### Task:
Make an exact copy of all the entries, with the pictures left out.

### Part of a data file:
▬▬▬

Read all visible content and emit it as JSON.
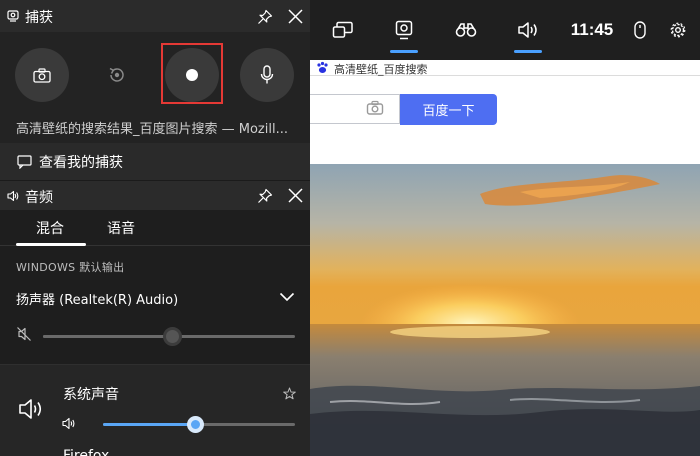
{
  "browser": {
    "tab_title": "高清壁纸_百度搜索",
    "search_button_label": "百度一下"
  },
  "topbar": {
    "time": "11:45",
    "items": [
      {
        "name": "widget-menu-icon",
        "active": false
      },
      {
        "name": "capture-icon",
        "active": true
      },
      {
        "name": "binoculars-icon",
        "active": false
      },
      {
        "name": "audio-icon",
        "active": true
      },
      {
        "name": "mouse-icon",
        "active": false
      },
      {
        "name": "gear-icon",
        "active": false
      }
    ]
  },
  "capture": {
    "title": "捕获",
    "buttons": [
      "screenshot",
      "record-last",
      "start-recording",
      "microphone"
    ],
    "highlighted": "start-recording",
    "current_window": "高清壁纸的搜索结果_百度图片搜索 — Mozill...",
    "gallery_label": "查看我的捕获"
  },
  "audio": {
    "title": "音频",
    "tabs": [
      "混合",
      "语音"
    ],
    "active_tab": "混合",
    "section_label": "WINDOWS 默认输出",
    "device": "扬声器 (Realtek(R) Audio)",
    "master_volume": 0.51,
    "master_muted": true,
    "apps": [
      {
        "name": "系统声音",
        "volume": 0.48
      },
      {
        "name": "Firefox",
        "volume": null
      }
    ]
  },
  "colors": {
    "accent": "#4aa0ff",
    "highlight_border": "#e53935",
    "baidu_blue": "#4e6ef2"
  }
}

▬▬▬

### Solution:
Read all visible content and emit it as JSON.
{
  "browser": {
    "tab_title": "高清壁纸_百度搜索",
    "search_button_label": "百度一下"
  },
  "topbar": {
    "time": "11:45",
    "items": [
      {
        "name": "widget-menu-icon",
        "active": false
      },
      {
        "name": "capture-icon",
        "active": true
      },
      {
        "name": "binoculars-icon",
        "active": false
      },
      {
        "name": "audio-icon",
        "active": true
      },
      {
        "name": "mouse-icon",
        "active": false
      },
      {
        "name": "gear-icon",
        "active": false
      }
    ]
  },
  "capture": {
    "title": "捕获",
    "buttons": [
      "screenshot",
      "record-last",
      "start-recording",
      "microphone"
    ],
    "highlighted": "start-recording",
    "current_window": "高清壁纸的搜索结果_百度图片搜索 — Mozill...",
    "gallery_label": "查看我的捕获"
  },
  "audio": {
    "title": "音频",
    "tabs": [
      "混合",
      "语音"
    ],
    "active_tab": "混合",
    "section_label": "WINDOWS 默认输出",
    "device": "扬声器 (Realtek(R) Audio)",
    "master_volume": 0.51,
    "master_muted": true,
    "apps": [
      {
        "name": "系统声音",
        "volume": 0.48
      },
      {
        "name": "Firefox",
        "volume": null
      }
    ]
  },
  "colors": {
    "accent": "#4aa0ff",
    "highlight_border": "#e53935",
    "baidu_blue": "#4e6ef2"
  }
}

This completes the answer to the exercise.